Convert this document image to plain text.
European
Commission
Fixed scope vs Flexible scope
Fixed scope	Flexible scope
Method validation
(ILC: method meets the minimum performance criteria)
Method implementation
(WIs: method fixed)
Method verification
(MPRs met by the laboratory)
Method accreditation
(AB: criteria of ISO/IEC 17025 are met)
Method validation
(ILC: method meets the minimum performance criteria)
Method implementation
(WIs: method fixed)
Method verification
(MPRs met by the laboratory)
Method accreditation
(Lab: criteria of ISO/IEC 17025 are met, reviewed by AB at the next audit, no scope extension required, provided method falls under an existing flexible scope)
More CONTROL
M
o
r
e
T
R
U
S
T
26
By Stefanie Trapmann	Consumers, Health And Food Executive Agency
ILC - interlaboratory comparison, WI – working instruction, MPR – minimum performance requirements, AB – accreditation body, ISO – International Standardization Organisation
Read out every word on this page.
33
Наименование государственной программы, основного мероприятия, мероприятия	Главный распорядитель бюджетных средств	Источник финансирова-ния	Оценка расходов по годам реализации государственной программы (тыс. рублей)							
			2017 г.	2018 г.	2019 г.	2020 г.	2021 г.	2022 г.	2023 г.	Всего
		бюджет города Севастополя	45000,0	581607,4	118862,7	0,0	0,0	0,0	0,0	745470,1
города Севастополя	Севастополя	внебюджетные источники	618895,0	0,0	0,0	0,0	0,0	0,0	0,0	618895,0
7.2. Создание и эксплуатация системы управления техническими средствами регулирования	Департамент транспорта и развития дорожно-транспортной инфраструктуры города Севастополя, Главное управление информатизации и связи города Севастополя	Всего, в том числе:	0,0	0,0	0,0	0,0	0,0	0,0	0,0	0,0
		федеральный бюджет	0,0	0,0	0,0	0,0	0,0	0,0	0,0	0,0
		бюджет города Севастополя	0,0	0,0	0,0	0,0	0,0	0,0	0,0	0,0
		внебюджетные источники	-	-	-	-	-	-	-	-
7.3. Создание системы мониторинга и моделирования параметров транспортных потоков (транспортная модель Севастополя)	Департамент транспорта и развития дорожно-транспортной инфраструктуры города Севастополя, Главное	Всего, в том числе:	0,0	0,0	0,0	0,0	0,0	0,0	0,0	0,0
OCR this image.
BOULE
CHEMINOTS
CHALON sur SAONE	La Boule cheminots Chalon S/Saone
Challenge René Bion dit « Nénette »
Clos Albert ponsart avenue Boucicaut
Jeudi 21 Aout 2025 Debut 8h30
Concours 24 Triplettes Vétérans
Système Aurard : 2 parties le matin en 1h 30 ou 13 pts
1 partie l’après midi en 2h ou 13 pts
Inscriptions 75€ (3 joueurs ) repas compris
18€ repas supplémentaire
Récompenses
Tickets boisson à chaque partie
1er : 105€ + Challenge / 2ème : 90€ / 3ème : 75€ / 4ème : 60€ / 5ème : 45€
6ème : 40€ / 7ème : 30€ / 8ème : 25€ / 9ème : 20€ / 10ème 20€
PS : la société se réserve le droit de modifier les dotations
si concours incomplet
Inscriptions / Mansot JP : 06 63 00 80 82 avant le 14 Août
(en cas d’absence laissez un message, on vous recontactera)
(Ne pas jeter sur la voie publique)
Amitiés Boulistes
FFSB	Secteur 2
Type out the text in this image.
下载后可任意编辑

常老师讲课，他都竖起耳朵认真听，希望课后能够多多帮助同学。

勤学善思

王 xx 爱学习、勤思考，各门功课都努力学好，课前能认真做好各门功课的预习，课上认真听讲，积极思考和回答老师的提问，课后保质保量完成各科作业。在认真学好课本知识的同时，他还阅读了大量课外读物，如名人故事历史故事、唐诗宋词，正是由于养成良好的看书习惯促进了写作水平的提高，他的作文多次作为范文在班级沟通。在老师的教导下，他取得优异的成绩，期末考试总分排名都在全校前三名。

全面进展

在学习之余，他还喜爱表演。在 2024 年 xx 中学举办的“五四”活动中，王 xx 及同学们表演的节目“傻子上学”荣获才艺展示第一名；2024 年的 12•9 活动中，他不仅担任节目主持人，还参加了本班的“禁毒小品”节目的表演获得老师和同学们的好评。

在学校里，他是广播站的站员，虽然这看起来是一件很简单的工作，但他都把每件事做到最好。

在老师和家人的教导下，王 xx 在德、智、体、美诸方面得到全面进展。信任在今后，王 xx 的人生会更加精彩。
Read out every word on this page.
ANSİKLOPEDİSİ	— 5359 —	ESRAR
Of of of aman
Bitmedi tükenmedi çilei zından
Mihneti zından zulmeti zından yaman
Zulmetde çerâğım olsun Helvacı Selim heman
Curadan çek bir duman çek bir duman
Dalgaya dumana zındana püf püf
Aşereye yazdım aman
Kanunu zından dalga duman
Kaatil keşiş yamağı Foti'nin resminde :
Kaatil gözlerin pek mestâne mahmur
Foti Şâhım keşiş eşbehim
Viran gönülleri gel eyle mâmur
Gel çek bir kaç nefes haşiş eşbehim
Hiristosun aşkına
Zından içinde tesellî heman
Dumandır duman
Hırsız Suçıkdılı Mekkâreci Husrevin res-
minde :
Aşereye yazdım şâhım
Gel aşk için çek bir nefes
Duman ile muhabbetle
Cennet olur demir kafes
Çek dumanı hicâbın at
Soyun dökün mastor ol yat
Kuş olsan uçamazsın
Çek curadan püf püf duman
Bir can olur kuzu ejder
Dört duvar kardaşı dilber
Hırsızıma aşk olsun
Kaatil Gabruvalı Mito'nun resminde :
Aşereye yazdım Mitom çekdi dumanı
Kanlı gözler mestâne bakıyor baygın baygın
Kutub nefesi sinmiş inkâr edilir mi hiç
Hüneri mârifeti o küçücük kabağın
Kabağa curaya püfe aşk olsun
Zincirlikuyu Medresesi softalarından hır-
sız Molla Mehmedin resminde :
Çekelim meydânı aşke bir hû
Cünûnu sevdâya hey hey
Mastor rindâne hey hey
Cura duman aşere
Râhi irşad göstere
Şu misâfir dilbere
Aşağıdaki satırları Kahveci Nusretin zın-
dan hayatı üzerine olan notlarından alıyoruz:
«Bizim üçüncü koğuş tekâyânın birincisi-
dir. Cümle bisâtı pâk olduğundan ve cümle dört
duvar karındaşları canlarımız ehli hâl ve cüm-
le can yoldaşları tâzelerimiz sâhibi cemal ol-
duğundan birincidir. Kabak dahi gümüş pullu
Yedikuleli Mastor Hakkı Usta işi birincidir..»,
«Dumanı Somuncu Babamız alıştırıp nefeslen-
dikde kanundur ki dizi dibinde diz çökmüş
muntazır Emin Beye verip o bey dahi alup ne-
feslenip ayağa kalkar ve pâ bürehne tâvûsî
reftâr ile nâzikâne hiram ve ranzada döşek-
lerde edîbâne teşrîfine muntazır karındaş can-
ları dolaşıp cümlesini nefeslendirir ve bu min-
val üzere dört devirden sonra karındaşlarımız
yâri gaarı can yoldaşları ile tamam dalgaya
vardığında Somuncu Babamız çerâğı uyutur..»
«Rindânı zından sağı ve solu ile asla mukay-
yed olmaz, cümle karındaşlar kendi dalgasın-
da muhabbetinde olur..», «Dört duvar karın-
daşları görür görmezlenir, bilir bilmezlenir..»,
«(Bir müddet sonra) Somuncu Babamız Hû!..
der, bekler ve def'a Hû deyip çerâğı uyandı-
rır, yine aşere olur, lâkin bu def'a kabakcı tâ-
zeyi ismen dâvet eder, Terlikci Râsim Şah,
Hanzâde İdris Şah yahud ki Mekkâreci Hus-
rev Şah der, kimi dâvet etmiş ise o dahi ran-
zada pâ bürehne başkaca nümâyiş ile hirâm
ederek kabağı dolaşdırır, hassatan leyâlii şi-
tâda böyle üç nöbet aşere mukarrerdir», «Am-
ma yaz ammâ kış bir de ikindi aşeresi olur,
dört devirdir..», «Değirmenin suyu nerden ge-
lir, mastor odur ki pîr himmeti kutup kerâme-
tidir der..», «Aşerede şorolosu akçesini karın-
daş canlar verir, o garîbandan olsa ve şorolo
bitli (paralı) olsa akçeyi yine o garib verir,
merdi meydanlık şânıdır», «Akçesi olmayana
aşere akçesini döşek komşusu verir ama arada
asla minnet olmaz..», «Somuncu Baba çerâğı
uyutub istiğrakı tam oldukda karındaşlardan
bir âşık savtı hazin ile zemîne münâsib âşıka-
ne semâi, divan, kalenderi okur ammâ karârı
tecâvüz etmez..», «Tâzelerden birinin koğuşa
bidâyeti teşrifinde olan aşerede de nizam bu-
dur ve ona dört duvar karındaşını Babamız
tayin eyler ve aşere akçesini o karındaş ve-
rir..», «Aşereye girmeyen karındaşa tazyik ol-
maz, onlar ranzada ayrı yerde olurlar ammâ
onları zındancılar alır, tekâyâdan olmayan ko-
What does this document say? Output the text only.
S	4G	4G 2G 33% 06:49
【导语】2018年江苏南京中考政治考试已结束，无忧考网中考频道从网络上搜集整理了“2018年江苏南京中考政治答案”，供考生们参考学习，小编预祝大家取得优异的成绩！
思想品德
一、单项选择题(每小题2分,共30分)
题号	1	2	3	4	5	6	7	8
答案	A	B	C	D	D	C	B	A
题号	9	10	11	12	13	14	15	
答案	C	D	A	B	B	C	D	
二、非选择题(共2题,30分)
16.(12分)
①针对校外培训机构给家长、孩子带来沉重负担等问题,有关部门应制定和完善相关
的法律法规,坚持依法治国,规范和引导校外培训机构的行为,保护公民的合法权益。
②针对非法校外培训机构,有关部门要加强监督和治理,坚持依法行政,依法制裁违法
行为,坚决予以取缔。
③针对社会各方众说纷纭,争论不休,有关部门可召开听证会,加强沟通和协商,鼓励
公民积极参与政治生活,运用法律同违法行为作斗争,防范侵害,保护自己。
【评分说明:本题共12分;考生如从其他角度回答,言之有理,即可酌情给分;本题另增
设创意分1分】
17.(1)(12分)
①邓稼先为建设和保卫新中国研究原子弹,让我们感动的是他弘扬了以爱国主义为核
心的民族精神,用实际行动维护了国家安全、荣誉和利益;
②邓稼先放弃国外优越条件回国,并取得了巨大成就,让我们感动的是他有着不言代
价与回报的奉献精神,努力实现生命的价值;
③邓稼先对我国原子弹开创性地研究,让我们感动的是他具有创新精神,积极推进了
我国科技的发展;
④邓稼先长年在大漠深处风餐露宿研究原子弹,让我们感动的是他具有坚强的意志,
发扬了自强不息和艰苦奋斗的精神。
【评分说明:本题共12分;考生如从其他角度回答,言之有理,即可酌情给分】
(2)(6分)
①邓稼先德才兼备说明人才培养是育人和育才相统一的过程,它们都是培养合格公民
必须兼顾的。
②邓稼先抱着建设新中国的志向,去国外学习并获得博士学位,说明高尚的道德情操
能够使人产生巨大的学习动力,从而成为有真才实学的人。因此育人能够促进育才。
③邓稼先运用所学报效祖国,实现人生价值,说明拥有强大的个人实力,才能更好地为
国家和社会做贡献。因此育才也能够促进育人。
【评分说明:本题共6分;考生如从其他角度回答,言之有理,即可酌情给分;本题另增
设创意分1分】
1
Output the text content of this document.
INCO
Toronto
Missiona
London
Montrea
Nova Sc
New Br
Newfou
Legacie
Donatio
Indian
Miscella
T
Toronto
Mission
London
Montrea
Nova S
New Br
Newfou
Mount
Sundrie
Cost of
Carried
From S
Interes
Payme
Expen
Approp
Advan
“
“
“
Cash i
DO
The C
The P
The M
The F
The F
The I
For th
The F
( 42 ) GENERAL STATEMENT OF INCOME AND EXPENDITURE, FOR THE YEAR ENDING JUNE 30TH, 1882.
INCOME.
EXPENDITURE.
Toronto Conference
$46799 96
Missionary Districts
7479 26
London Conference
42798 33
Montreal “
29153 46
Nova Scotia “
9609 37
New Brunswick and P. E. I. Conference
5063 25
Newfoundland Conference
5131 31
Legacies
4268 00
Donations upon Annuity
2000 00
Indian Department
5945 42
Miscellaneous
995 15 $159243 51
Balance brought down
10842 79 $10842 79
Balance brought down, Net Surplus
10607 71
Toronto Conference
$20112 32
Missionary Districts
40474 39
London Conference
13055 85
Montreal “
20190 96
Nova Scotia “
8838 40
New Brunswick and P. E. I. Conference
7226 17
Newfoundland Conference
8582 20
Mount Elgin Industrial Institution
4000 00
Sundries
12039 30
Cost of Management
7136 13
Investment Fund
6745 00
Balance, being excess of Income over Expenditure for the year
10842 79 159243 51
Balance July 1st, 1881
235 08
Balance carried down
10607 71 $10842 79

▶ _SHORT TASK_:
Each line in the listing above that contains "eşbehim" should be copied.

▶ _THE SOLUTION_:
Foti Şâhım keşiş eşbehim
Gel çek bir kaç nefes haşiş eşbehim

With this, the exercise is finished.